Some records:
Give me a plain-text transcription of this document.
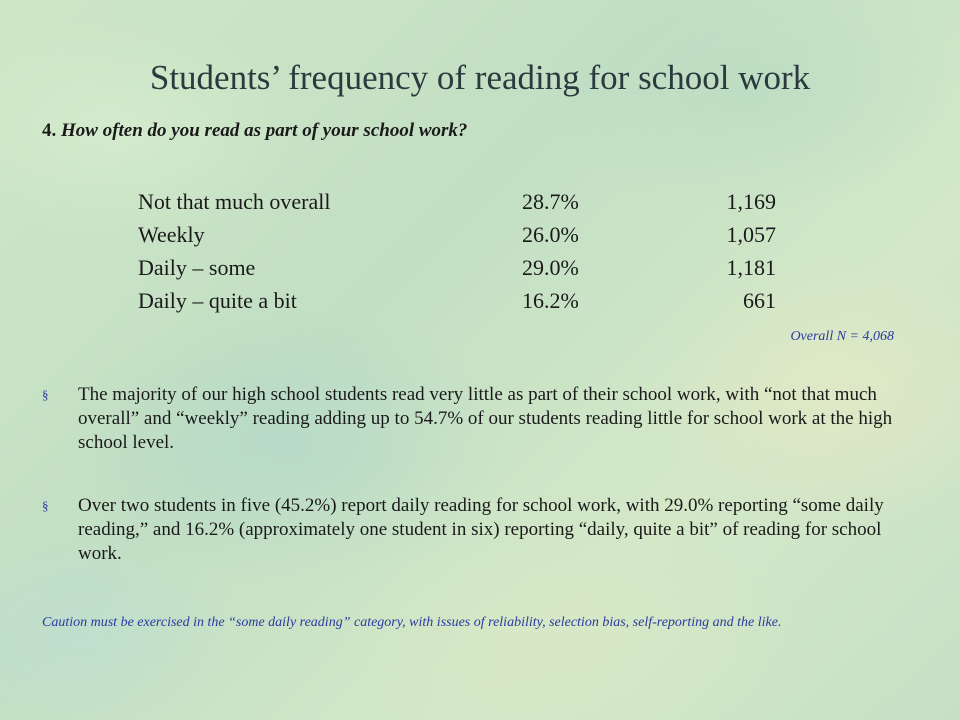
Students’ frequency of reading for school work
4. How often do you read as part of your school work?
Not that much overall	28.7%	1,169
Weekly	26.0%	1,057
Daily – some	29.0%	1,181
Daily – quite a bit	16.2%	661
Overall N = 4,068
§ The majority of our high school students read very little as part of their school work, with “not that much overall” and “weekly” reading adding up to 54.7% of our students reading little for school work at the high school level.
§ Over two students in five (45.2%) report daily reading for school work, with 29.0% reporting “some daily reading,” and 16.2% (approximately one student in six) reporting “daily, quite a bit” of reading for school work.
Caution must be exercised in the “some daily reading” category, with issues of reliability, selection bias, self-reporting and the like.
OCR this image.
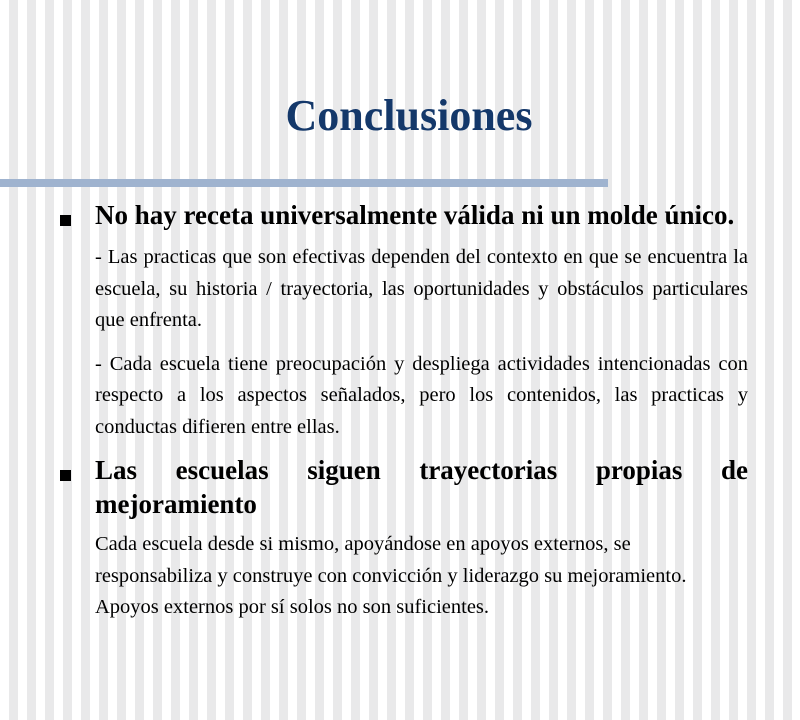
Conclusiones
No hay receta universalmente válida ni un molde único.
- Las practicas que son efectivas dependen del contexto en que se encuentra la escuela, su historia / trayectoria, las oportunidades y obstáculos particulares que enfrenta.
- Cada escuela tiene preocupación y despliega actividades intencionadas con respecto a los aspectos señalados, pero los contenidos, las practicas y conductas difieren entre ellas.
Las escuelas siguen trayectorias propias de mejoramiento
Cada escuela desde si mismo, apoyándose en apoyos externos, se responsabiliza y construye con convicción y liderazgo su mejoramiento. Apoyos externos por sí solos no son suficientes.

> TASK DIRECTIONS
Make a word-for-word copy of the entries, without any pictures.

> EXPECTED ANSWER
Give me a plain-text transcription of this document.
Students’ frequency of reading for school work
4. How often do you read as part of your school work?
Not that much overall	28.7%	1,169
Weekly	26.0%	1,057
Daily – some	29.0%	1,181
Daily – quite a bit	16.2%	661
Overall N = 4,068
§ The majority of our high school students read very little as part of their school work, with “not that much overall” and “weekly” reading adding up to 54.7% of our students reading little for school work at the high school level.
§ Over two students in five (45.2%) report daily reading for school work, with 29.0% reporting “some daily reading,” and 16.2% (approximately one student in six) reporting “daily, quite a bit” of reading for school work.
Caution must be exercised in the “some daily reading” category, with issues of reliability, selection bias, self-reporting and the like.
OCR this image.
Conclusiones
No hay receta universalmente válida ni un molde único.
- Las practicas que son efectivas dependen del contexto en que se encuentra la escuela, su historia / trayectoria, las oportunidades y obstáculos particulares que enfrenta.
- Cada escuela tiene preocupación y despliega actividades intencionadas con respecto a los aspectos señalados, pero los contenidos, las practicas y conductas difieren entre ellas.
Las escuelas siguen trayectorias propias de mejoramiento
Cada escuela desde si mismo, apoyándose en apoyos externos, se responsabiliza y construye con convicción y liderazgo su mejoramiento. Apoyos externos por sí solos no son suficientes.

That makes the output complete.